(Text passage Opens)

From Casetext: Smarter Legal Research

Crow v. Dade County

Supreme Court of Florida, en Banc
Nov 9, 1951
54 So. 2d 753 (Fla. 1951)

Opinion

November 9, 1951.

Appeal from the Circuit Court for Dade County, George E. Holt, J.

Robert L. Achor, Miami, for appellant.

Hudson Cason, Miami, for Dade County.

Glenn C. Mincer, State Atty., Miami, for appellee-intervenors.


Pursuant to an approving vote of the freeholders, Dade County issued $6,000,000 in bonds for the purpose of extending and improving Jackson Memorial Hospital. Appellant, a citizen taxpayer brought this as a class suit to enjoin the County from using the proceeds of said bonds for erecting and equipping a unit of Jackson Memorial Hospital to be used in part for a medical school offering instruction to students leading to a degree in medicine. The County answered the bill of complaint, admitting the material allegations thereof but countered with the defense that provision for medical instruction together with research facilities and a qualified staff would modernize and extend the capacity of Jackson Memorial Hospital to serve its clientele in a way that would otherwise be unattainable.

When the bill of complaint and answer were filed defendant moved for summary judgment. The cause was set for final hearing and the State Attorney was directed to intervene and answer on behalf of all property owners and taxpayers. Due notice of the intervention was given but no one appeared or offered any aid to the injunction. Evidence was taken on the issues made, the prayer for injunction was denied and the bill of complaint was dismissed. The plaintiff appealed.

The point for determination is whether or not Dade County is authorized to use any portion of the proceeds of said bond issue to construct and equip a medical science building as an integral part of Jackson Memorial Hospital when said building is to be used in part as a medical college but with the view of improving and extending the hospital facilities.

The proposal before the freeholders when they voted on the bond issue was as follows: "Shall Dade County, Florida, issue bonds of the County in the amount of $6,000,000, bearing interest at 4% per annum, for the purpose of extending and improving the `Jackson Memorial Hospital', including the construction of additional buildings and the enlargement of existing buildings and the acquisition of any land and equipment necessary therefor?"

(Text passage Closes)
(Source material Opens)

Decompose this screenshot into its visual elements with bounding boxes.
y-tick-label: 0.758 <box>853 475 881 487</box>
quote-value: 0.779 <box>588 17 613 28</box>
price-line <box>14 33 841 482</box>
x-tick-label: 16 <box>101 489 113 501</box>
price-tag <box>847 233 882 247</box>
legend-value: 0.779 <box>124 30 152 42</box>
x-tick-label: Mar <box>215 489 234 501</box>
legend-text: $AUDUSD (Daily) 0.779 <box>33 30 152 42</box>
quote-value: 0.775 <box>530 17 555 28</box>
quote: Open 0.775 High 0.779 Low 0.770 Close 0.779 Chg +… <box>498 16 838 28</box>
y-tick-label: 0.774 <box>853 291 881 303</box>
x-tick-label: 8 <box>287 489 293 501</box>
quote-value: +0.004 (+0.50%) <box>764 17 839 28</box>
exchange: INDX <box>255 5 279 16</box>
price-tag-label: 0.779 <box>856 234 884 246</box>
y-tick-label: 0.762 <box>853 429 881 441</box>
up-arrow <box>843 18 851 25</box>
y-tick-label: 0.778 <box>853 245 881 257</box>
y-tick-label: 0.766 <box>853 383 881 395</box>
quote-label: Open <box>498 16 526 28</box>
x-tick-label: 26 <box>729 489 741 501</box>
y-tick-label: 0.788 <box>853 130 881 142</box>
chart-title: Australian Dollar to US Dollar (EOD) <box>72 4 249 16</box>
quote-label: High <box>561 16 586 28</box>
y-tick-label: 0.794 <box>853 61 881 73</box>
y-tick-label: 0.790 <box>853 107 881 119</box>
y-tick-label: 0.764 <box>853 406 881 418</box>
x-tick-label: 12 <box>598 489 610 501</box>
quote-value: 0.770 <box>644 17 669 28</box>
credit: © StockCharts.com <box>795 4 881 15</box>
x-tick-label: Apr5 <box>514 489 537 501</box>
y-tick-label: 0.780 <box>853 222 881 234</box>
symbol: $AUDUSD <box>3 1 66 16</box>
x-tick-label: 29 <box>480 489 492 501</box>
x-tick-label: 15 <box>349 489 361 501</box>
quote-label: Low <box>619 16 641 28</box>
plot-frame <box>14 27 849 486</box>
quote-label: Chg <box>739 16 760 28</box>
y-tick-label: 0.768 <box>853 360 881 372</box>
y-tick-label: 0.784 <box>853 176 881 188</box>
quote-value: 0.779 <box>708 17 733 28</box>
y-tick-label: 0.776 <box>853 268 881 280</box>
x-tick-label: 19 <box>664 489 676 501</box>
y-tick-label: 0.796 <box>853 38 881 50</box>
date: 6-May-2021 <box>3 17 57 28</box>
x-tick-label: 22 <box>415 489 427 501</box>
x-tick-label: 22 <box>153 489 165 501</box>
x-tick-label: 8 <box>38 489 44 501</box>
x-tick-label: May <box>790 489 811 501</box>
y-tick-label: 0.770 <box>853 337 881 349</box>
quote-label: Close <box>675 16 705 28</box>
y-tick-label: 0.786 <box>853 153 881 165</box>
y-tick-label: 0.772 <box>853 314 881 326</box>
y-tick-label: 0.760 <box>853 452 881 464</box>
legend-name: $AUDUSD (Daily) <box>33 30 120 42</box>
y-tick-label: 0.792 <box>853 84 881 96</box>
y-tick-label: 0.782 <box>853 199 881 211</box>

(Source material Closes)

Your objective — Continue the Crow v. Dade County court opinion from the point where the text stops, after the ballot proposal put to the freeholders.

Response below —
A fair interpretation of this proposal shows that those who voted in the bond election knew that they were voting for funds to extend and improve Jackson Memorial Hospital, to enlarge existing buildings, to construct and equip additional buildings and to acquire land for that purpose. It is true that the bond proposal does not in terms specify what the buildings enlarged or constructed shall be used for except "extending and improving" Jackson Memorial Hospital. "Extending and improving" are terms of broad import and the range given them will conclude the question raised.

It is shown that the County Commissioners and the people of Dade County had long cherished the hope of establishing a medical school and ultimately a medical center around Jackson Memorial Hospital. The thing that had much to do with precipitating the matter to a focus at this time was the passage of Chapter 26763, Acts of 1951, F.S.A. §§ 242.62, 242.63, making a liberal appropriation for and authorizing the Board of Control to extend aid to the first approved and accredited medical school established in Florida. The authority of the County to establish a medical school is not questioned so we are in no way concerned with that. The sole contention is that no part of the $6,000,000 bond issue may be used for constructing any building for Jackson Memorial Hospital in aid of a medical school.

What is contemplated by the phrase "enlarging and expanding" Jackson Memorial Hospital? Thinking in terms of the small town where the hospital is limited primarily to an emergency center to give first aid and minister to the sick who apply for treatment, one could not think of a bond issue with the limitation placed on the one in question, as contemplating an expenditure for a medical school. Miami is in a very different category and commands a different pattern of thinking. It is a rapidly growing metropolitan community of more than a half million people, it is progressive and reaching out for those things which improve its hospitals, schools and other public institutions. In many communities the proportion of Miami, the Hospital is tied in with a Medical School. In fact, the hospital is an integral part of the Medical School and the latter can hardly exist without the former.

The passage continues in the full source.